Extracted data entries:
========================================

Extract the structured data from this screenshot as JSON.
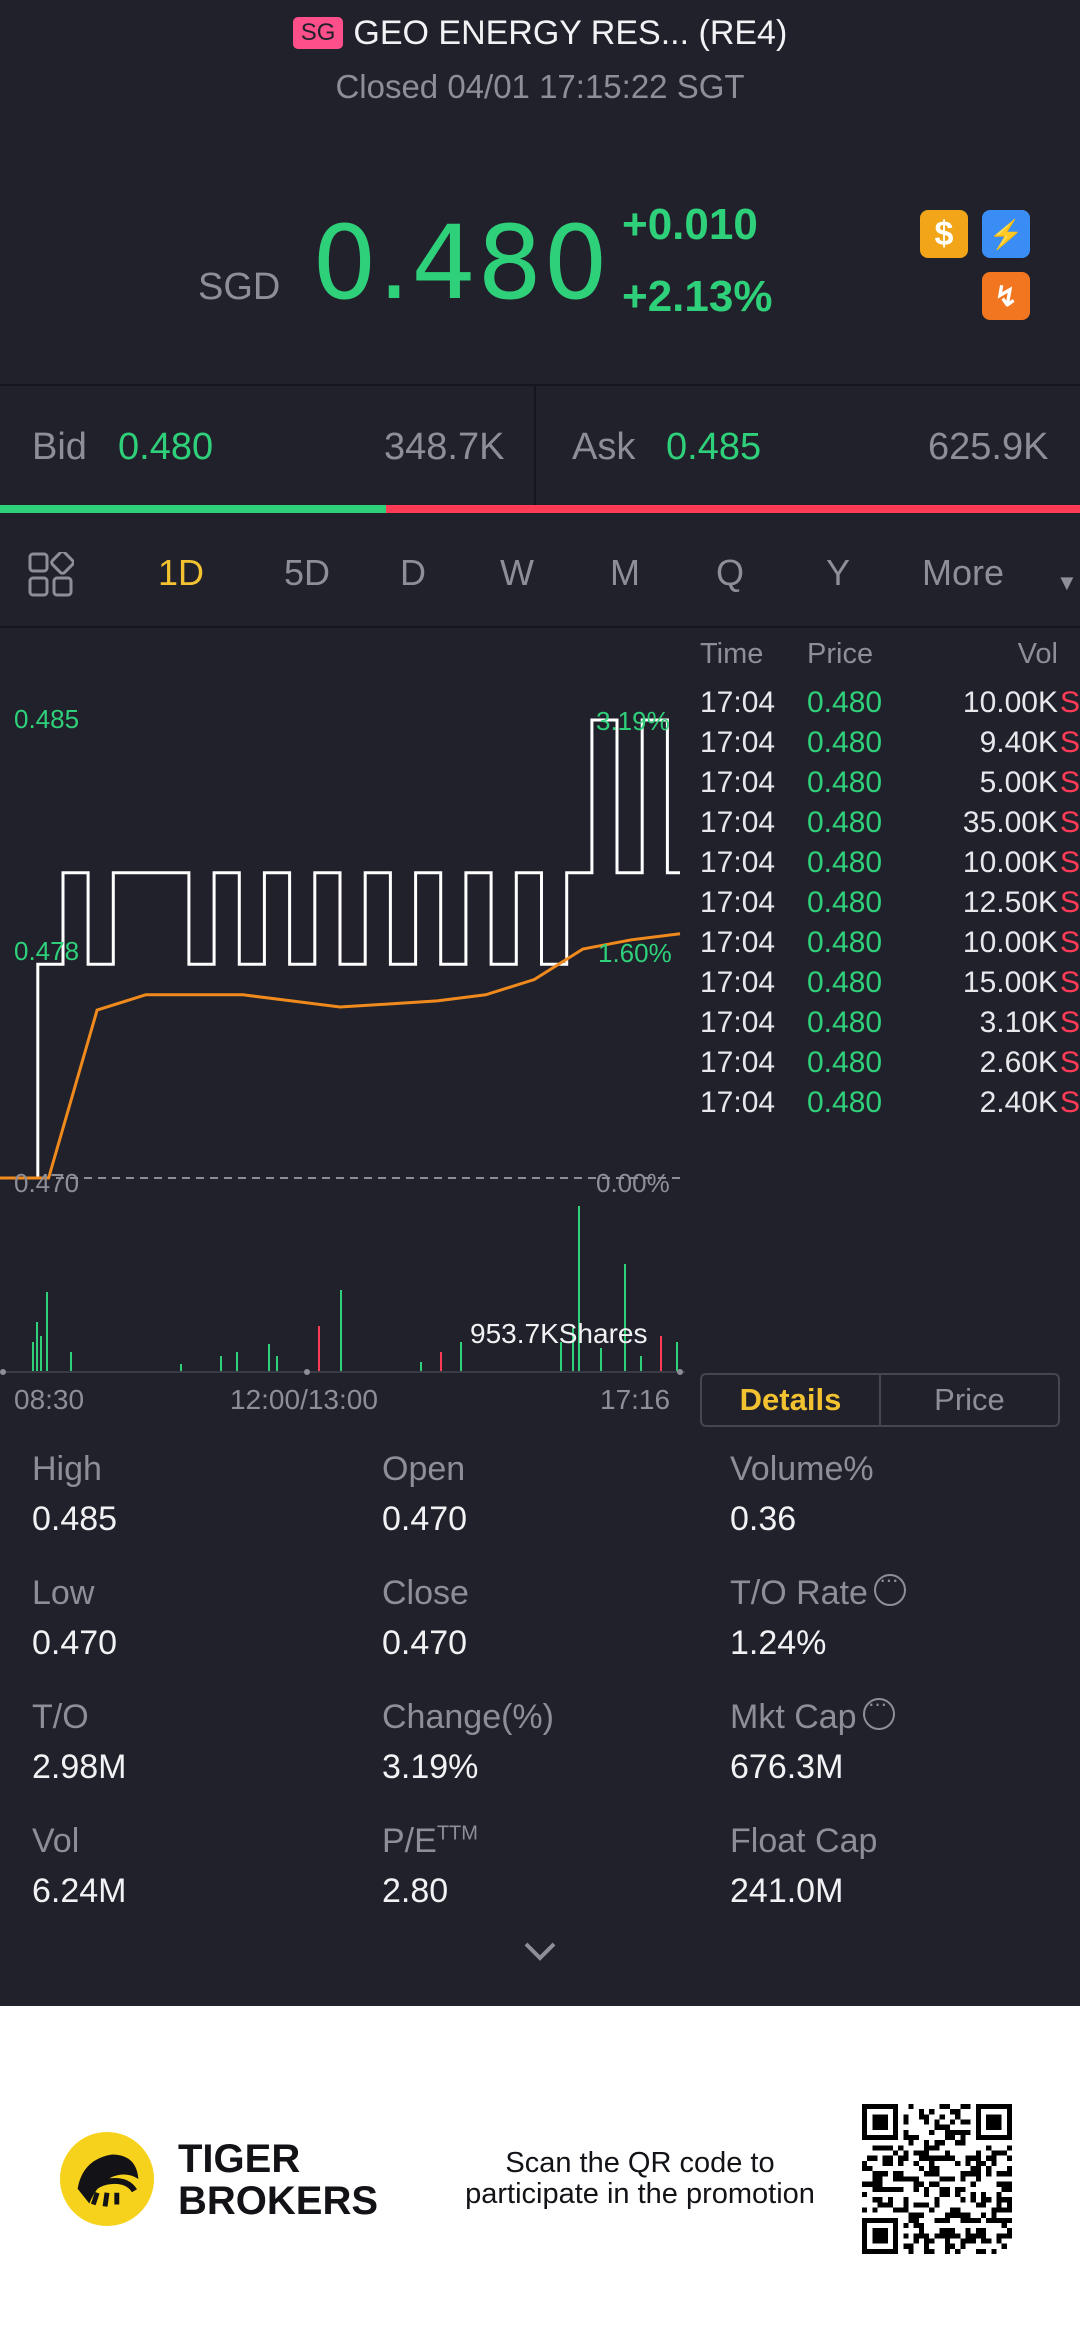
{
  "header": {
    "market_badge": "SG",
    "title": "GEO ENERGY RES... (RE4)",
    "status": "Closed 04/01 17:15:22 SGT",
    "currency": "SGD",
    "last_price": "0.480",
    "change_abs": "+0.010",
    "change_pct": "+2.13%",
    "icons": [
      "dollar-icon",
      "flash-icon",
      "trend-icon"
    ]
  },
  "bidask": {
    "bid_label": "Bid",
    "bid_price": "0.480",
    "bid_size": "348.7K",
    "ask_label": "Ask",
    "ask_price": "0.485",
    "ask_size": "625.9K",
    "bid_share": 0.357
  },
  "tabs": {
    "items": [
      "1D",
      "5D",
      "D",
      "W",
      "M",
      "Q",
      "Y",
      "More"
    ],
    "active": "1D"
  },
  "chart": {
    "y_labels": {
      "high": "0.485",
      "mid": "0.478",
      "low": "0.470"
    },
    "pct_labels": {
      "high": "3.19%",
      "mid": "1.60%",
      "low": "0.00%"
    },
    "volume_label": "953.7KShares",
    "time_labels": [
      "08:30",
      "12:00/13:00",
      "17:16"
    ]
  },
  "chart_data": {
    "type": "line",
    "ylim": [
      0.47,
      0.485
    ],
    "series": [
      {
        "values": [
          0.47,
          0.47,
          0.477,
          0.48,
          0.477,
          0.48,
          0.48,
          0.48,
          0.477,
          0.48,
          0.477,
          0.48,
          0.477,
          0.48,
          0.477,
          0.48,
          0.477,
          0.48,
          0.477,
          0.48,
          0.477,
          0.48,
          0.477,
          0.48,
          0.485,
          0.48,
          0.485,
          0.48
        ]
      },
      {
        "values": [
          0.47,
          0.47,
          0.4755,
          0.476,
          0.476,
          0.476,
          0.4758,
          0.4756,
          0.4757,
          0.4758,
          0.476,
          0.4765,
          0.4775,
          0.4778,
          0.478
        ]
      }
    ]
  },
  "trades": {
    "headers": {
      "time": "Time",
      "price": "Price",
      "vol": "Vol"
    },
    "rows": [
      {
        "time": "17:04",
        "price": "0.480",
        "vol": "10.00K",
        "side": "S"
      },
      {
        "time": "17:04",
        "price": "0.480",
        "vol": "9.40K",
        "side": "S"
      },
      {
        "time": "17:04",
        "price": "0.480",
        "vol": "5.00K",
        "side": "S"
      },
      {
        "time": "17:04",
        "price": "0.480",
        "vol": "35.00K",
        "side": "S"
      },
      {
        "time": "17:04",
        "price": "0.480",
        "vol": "10.00K",
        "side": "S"
      },
      {
        "time": "17:04",
        "price": "0.480",
        "vol": "12.50K",
        "side": "S"
      },
      {
        "time": "17:04",
        "price": "0.480",
        "vol": "10.00K",
        "side": "S"
      },
      {
        "time": "17:04",
        "price": "0.480",
        "vol": "15.00K",
        "side": "S"
      },
      {
        "time": "17:04",
        "price": "0.480",
        "vol": "3.10K",
        "side": "S"
      },
      {
        "time": "17:04",
        "price": "0.480",
        "vol": "2.60K",
        "side": "S"
      },
      {
        "time": "17:04",
        "price": "0.480",
        "vol": "2.40K",
        "side": "S"
      }
    ],
    "segments": [
      "Details",
      "Price"
    ]
  },
  "stats": [
    {
      "label": "High",
      "value": "0.485"
    },
    {
      "label": "Open",
      "value": "0.470"
    },
    {
      "label": "Volume%",
      "value": "0.36"
    },
    {
      "label": "Low",
      "value": "0.470"
    },
    {
      "label": "Close",
      "value": "0.470"
    },
    {
      "label": "T/O Rate",
      "value": "1.24%"
    },
    {
      "label": "T/O",
      "value": "2.98M"
    },
    {
      "label": "Change(%)",
      "value": "3.19%"
    },
    {
      "label": "Mkt Cap",
      "value": "676.3M"
    },
    {
      "label": "Vol",
      "value": "6.24M"
    },
    {
      "label": "P/E",
      "value": "2.80"
    },
    {
      "label": "Float Cap",
      "value": "241.0M"
    }
  ],
  "pe_superscript": "TTM",
  "promo": {
    "brand_line1": "TIGER",
    "brand_line2": "BROKERS",
    "text_line1": "Scan the QR code to",
    "text_line2": "participate in the promotion"
  },
  "colors": {
    "up": "#2fd07a",
    "down": "#ff3b56",
    "accent": "#f2c230",
    "bg": "#20212b"
  }
}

========================================

[AIM]: Will you restate every entry word for word and omit the images?

[THE OUTPUT]:
Extract the structured data from this screenshot as JSON.
{
  "header": {
    "market_badge": "SG",
    "title": "GEO ENERGY RES... (RE4)",
    "status": "Closed 04/01 17:15:22 SGT",
    "currency": "SGD",
    "last_price": "0.480",
    "change_abs": "+0.010",
    "change_pct": "+2.13%",
    "icons": [
      "dollar-icon",
      "flash-icon",
      "trend-icon"
    ]
  },
  "bidask": {
    "bid_label": "Bid",
    "bid_price": "0.480",
    "bid_size": "348.7K",
    "ask_label": "Ask",
    "ask_price": "0.485",
    "ask_size": "625.9K",
    "bid_share": 0.357
  },
  "tabs": {
    "items": [
      "1D",
      "5D",
      "D",
      "W",
      "M",
      "Q",
      "Y",
      "More"
    ],
    "active": "1D"
  },
  "chart": {
    "y_labels": {
      "high": "0.485",
      "mid": "0.478",
      "low": "0.470"
    },
    "pct_labels": {
      "high": "3.19%",
      "mid": "1.60%",
      "low": "0.00%"
    },
    "volume_label": "953.7KShares",
    "time_labels": [
      "08:30",
      "12:00/13:00",
      "17:16"
    ]
  },
  "chart_data": {
    "type": "line",
    "ylim": [
      0.47,
      0.485
    ],
    "series": [
      {
        "values": [
          0.47,
          0.47,
          0.477,
          0.48,
          0.477,
          0.48,
          0.48,
          0.48,
          0.477,
          0.48,
          0.477,
          0.48,
          0.477,
          0.48,
          0.477,
          0.48,
          0.477,
          0.48,
          0.477,
          0.48,
          0.477,
          0.48,
          0.477,
          0.48,
          0.485,
          0.48,
          0.485,
          0.48
        ]
      },
      {
        "values": [
          0.47,
          0.47,
          0.4755,
          0.476,
          0.476,
          0.476,
          0.4758,
          0.4756,
          0.4757,
          0.4758,
          0.476,
          0.4765,
          0.4775,
          0.4778,
          0.478
        ]
      }
    ]
  },
  "trades": {
    "headers": {
      "time": "Time",
      "price": "Price",
      "vol": "Vol"
    },
    "rows": [
      {
        "time": "17:04",
        "price": "0.480",
        "vol": "10.00K",
        "side": "S"
      },
      {
        "time": "17:04",
        "price": "0.480",
        "vol": "9.40K",
        "side": "S"
      },
      {
        "time": "17:04",
        "price": "0.480",
        "vol": "5.00K",
        "side": "S"
      },
      {
        "time": "17:04",
        "price": "0.480",
        "vol": "35.00K",
        "side": "S"
      },
      {
        "time": "17:04",
        "price": "0.480",
        "vol": "10.00K",
        "side": "S"
      },
      {
        "time": "17:04",
        "price": "0.480",
        "vol": "12.50K",
        "side": "S"
      },
      {
        "time": "17:04",
        "price": "0.480",
        "vol": "10.00K",
        "side": "S"
      },
      {
        "time": "17:04",
        "price": "0.480",
        "vol": "15.00K",
        "side": "S"
      },
      {
        "time": "17:04",
        "price": "0.480",
        "vol": "3.10K",
        "side": "S"
      },
      {
        "time": "17:04",
        "price": "0.480",
        "vol": "2.60K",
        "side": "S"
      },
      {
        "time": "17:04",
        "price": "0.480",
        "vol": "2.40K",
        "side": "S"
      }
    ],
    "segments": [
      "Details",
      "Price"
    ]
  },
  "stats": [
    {
      "label": "High",
      "value": "0.485"
    },
    {
      "label": "Open",
      "value": "0.470"
    },
    {
      "label": "Volume%",
      "value": "0.36"
    },
    {
      "label": "Low",
      "value": "0.470"
    },
    {
      "label": "Close",
      "value": "0.470"
    },
    {
      "label": "T/O Rate",
      "value": "1.24%"
    },
    {
      "label": "T/O",
      "value": "2.98M"
    },
    {
      "label": "Change(%)",
      "value": "3.19%"
    },
    {
      "label": "Mkt Cap",
      "value": "676.3M"
    },
    {
      "label": "Vol",
      "value": "6.24M"
    },
    {
      "label": "P/E",
      "value": "2.80"
    },
    {
      "label": "Float Cap",
      "value": "241.0M"
    }
  ],
  "pe_superscript": "TTM",
  "promo": {
    "brand_line1": "TIGER",
    "brand_line2": "BROKERS",
    "text_line1": "Scan the QR code to",
    "text_line2": "participate in the promotion"
  },
  "colors": {
    "up": "#2fd07a",
    "down": "#ff3b56",
    "accent": "#f2c230",
    "bg": "#20212b"
  }
}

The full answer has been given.